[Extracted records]
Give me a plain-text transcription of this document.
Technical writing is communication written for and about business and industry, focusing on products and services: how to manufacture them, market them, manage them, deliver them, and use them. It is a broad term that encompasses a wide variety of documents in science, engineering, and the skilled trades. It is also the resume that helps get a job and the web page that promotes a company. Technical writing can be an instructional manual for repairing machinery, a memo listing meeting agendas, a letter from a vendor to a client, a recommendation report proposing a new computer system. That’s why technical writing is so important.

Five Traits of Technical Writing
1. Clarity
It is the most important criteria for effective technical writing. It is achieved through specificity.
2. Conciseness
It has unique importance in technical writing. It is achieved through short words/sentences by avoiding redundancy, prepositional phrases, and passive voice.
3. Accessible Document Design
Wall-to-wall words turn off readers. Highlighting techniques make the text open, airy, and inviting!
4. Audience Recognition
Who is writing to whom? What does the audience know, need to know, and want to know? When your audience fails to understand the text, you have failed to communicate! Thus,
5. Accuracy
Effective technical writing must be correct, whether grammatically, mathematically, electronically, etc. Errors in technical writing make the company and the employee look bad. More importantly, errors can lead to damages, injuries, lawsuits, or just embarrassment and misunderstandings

* * *

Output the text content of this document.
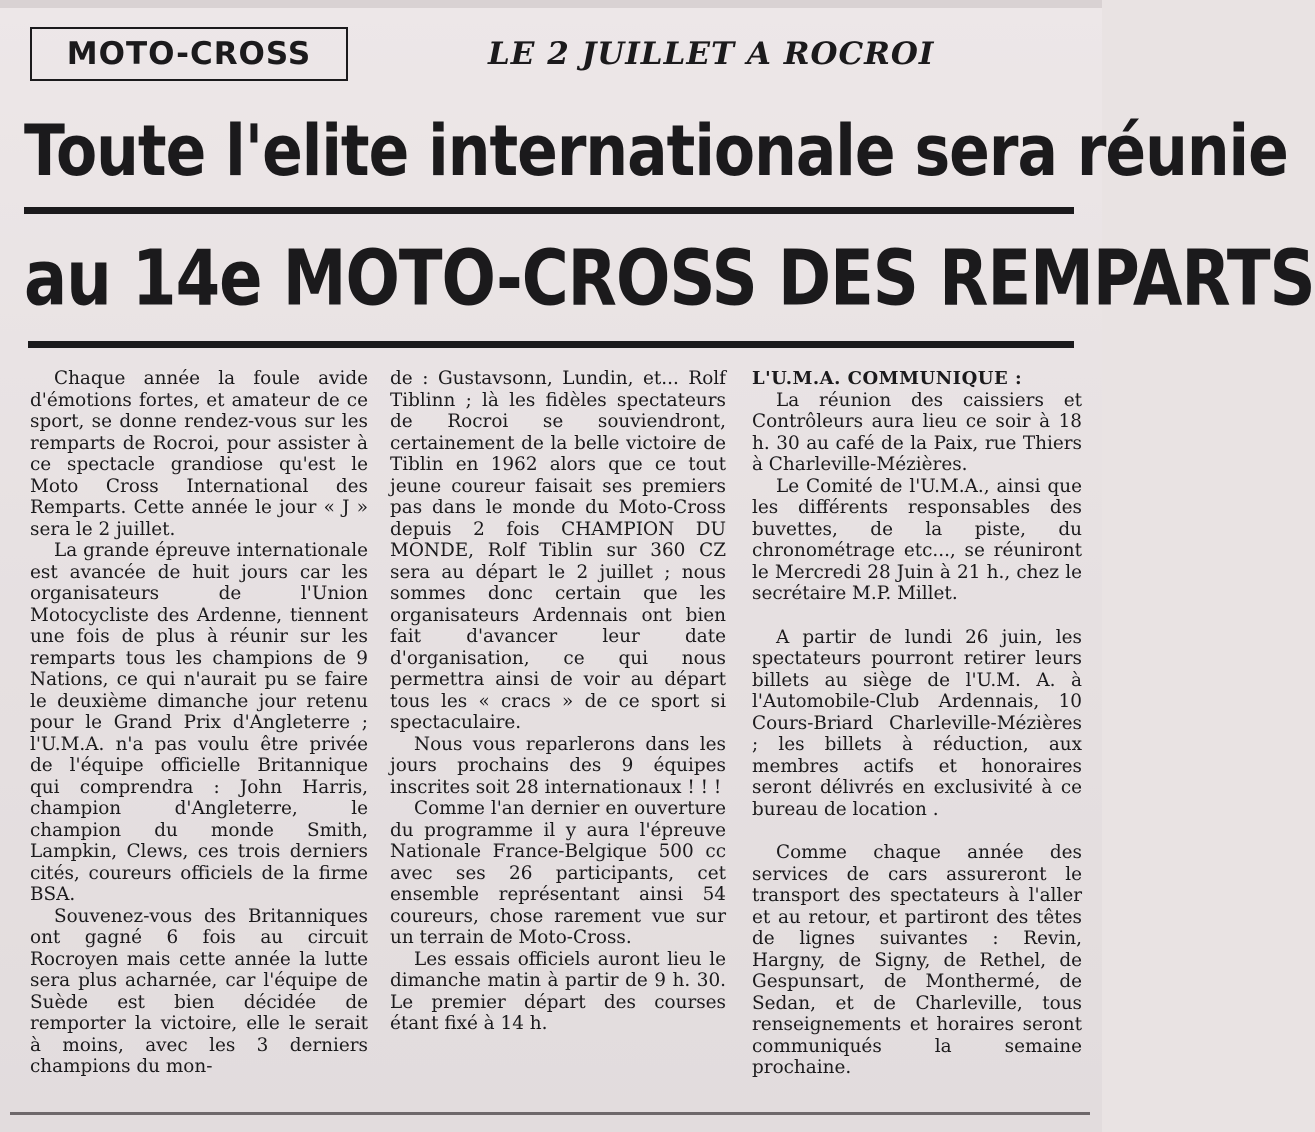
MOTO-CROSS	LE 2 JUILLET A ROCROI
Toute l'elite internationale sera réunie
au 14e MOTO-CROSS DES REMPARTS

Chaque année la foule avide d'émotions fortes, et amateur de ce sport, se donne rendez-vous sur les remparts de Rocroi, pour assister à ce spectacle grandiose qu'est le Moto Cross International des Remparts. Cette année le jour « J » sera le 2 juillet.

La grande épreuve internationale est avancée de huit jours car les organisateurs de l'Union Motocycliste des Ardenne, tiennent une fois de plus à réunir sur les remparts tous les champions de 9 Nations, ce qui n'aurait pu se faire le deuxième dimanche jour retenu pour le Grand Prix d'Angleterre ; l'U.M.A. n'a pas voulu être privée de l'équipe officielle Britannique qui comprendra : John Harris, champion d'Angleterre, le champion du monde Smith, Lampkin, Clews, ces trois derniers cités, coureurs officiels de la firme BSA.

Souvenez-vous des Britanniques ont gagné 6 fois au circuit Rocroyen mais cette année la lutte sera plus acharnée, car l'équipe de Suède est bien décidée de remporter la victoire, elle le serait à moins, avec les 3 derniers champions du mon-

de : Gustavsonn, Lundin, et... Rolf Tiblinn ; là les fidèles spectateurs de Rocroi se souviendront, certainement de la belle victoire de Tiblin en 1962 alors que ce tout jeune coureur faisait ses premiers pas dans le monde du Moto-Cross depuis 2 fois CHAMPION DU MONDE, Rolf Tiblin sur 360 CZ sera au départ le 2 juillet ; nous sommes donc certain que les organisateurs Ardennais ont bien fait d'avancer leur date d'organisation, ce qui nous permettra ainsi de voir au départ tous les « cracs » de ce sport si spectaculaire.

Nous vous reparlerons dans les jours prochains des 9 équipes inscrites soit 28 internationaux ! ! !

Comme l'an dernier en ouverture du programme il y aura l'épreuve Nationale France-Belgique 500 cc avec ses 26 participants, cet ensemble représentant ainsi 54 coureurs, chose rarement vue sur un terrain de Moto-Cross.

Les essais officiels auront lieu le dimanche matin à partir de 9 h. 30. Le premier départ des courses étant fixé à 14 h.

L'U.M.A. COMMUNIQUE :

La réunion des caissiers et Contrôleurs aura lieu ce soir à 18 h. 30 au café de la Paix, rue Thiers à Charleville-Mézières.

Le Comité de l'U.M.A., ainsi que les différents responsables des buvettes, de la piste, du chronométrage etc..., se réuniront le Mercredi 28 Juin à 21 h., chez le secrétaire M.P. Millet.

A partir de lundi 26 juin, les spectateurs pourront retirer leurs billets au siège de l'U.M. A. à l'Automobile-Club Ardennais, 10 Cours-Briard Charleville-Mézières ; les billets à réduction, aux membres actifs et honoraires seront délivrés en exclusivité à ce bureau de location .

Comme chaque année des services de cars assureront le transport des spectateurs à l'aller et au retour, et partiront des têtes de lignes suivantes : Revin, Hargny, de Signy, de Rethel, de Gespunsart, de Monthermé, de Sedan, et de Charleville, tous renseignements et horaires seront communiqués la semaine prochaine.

REQUIRED WORK: Take every line from the data above that holds "services" and copy it out.

RESULT:
Technical writing is communication written for and about business and industry, focusing on products and services: how to manufacture them, market them, manage them, deliver them, and use them. It is a broad term that encompasses a wide variety of documents in science, engineering, and the skilled trades. It is also the resume that helps get a job and the web page that promotes a company. Technical writing can be an instructional manual for repairing machinery, a memo listing meeting agendas, a letter from a vendor to a client, a recommendation report proposing a new computer system. That’s why technical writing is so important.
Comme chaque année des services de cars assureront le transport des spectateurs à l'aller et au retour, et partiront des têtes de lignes suivantes : Revin, Hargny, de Signy, de Rethel, de Gespunsart, de Monthermé, de Sedan, et de Charleville, tous renseignements et horaires seront communiqués la semaine prochaine.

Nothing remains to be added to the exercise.